Exercise:
Identify and copy all lines of the material where the string "label" is found.
═════ Records for processing ═════
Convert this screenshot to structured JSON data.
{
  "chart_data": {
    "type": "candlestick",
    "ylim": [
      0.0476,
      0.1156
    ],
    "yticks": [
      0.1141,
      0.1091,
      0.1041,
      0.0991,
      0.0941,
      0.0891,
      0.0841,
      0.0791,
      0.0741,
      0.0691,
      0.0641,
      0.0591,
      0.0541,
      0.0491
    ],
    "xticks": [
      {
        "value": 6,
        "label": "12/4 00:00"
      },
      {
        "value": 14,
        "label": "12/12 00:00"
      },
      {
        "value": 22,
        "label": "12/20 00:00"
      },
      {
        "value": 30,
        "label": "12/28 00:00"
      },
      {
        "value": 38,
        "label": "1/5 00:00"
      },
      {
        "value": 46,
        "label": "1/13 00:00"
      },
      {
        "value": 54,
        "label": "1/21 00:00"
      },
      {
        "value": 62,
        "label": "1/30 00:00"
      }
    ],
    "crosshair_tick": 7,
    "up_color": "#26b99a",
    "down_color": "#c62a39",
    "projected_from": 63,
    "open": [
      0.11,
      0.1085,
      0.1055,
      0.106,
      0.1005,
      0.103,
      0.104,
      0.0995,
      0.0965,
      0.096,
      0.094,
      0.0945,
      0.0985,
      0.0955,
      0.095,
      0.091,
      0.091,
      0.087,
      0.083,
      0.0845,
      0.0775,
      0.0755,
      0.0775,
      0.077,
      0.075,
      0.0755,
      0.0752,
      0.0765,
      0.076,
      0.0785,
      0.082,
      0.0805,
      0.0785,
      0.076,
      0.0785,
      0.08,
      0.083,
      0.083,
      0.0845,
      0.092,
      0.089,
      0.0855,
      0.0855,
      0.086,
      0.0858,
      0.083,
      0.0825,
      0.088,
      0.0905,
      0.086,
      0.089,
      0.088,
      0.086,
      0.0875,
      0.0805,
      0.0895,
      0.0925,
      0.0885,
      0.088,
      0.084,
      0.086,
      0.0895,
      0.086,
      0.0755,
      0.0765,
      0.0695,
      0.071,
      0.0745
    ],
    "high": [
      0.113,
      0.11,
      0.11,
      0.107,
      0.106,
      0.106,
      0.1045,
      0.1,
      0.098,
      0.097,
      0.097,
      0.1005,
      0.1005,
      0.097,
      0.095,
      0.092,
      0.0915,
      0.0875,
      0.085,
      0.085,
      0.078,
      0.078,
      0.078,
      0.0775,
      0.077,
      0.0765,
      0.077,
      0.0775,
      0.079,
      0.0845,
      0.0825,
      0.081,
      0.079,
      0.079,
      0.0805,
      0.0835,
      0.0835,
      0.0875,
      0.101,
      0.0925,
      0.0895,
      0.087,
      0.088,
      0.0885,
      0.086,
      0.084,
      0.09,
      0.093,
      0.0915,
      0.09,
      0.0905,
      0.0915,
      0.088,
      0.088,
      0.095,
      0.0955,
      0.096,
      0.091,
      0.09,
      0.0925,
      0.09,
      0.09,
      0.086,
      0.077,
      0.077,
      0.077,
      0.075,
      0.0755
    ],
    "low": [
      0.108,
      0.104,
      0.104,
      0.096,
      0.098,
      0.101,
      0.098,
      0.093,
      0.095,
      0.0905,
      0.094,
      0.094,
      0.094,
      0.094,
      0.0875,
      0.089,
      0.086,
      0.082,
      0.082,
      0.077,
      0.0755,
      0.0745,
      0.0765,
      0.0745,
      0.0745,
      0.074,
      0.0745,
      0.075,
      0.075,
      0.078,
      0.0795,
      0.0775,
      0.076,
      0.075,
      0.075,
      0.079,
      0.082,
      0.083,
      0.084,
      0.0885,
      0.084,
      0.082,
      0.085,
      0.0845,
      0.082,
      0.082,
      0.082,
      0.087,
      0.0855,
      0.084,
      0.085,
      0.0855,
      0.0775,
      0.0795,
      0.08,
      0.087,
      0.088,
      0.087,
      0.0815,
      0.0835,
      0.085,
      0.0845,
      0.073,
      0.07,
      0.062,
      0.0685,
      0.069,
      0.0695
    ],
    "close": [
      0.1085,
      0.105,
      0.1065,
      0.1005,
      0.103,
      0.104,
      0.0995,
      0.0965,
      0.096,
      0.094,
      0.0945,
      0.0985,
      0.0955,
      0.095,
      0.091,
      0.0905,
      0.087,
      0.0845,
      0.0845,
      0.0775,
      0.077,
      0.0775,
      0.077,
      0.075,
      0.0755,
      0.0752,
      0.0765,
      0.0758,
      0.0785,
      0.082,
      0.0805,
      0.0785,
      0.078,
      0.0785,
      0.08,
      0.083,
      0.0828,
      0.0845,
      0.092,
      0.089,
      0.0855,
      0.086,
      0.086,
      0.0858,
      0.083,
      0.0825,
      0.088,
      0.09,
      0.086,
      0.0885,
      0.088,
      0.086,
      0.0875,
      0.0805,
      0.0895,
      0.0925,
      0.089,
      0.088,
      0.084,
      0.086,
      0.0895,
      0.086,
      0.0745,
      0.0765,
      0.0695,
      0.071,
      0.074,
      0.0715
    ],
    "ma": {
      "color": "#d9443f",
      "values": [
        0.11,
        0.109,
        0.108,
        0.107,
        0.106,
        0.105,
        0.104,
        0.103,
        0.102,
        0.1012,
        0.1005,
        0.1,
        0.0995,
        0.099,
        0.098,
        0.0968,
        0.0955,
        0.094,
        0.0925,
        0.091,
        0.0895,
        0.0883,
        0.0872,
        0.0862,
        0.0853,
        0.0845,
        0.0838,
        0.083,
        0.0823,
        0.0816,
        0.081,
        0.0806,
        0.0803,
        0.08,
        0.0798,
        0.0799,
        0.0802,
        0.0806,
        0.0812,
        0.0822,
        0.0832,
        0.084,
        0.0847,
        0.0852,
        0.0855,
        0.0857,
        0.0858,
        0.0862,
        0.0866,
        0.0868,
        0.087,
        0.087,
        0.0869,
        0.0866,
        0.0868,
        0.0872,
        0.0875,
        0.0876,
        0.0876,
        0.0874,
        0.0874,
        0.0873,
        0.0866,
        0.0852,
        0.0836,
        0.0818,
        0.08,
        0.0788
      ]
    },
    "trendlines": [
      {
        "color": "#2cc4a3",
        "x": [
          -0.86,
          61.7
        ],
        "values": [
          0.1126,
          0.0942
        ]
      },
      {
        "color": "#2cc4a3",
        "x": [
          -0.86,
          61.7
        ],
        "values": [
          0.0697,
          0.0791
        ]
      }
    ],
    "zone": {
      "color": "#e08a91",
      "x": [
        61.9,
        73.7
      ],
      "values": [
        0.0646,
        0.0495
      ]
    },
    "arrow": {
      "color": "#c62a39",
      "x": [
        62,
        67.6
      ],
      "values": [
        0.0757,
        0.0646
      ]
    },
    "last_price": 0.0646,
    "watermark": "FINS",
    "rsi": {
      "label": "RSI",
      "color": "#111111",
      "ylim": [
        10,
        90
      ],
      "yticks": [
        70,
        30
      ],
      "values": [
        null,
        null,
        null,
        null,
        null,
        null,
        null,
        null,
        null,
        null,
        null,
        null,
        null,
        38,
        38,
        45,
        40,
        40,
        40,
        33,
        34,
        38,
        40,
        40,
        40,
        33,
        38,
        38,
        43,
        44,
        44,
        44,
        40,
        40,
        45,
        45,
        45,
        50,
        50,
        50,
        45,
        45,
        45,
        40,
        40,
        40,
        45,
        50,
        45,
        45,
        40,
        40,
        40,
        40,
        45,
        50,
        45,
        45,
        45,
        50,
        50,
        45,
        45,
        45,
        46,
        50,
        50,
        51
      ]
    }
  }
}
═════
Exercise result:
        "label": "12/4 00:00"
        "label": "12/12 00:00"
        "label": "12/20 00:00"
        "label": "12/28 00:00"
        "label": "1/5 00:00"
        "label": "1/13 00:00"
        "label": "1/21 00:00"
        "label": "1/30 00:00"
      "label": "RSI",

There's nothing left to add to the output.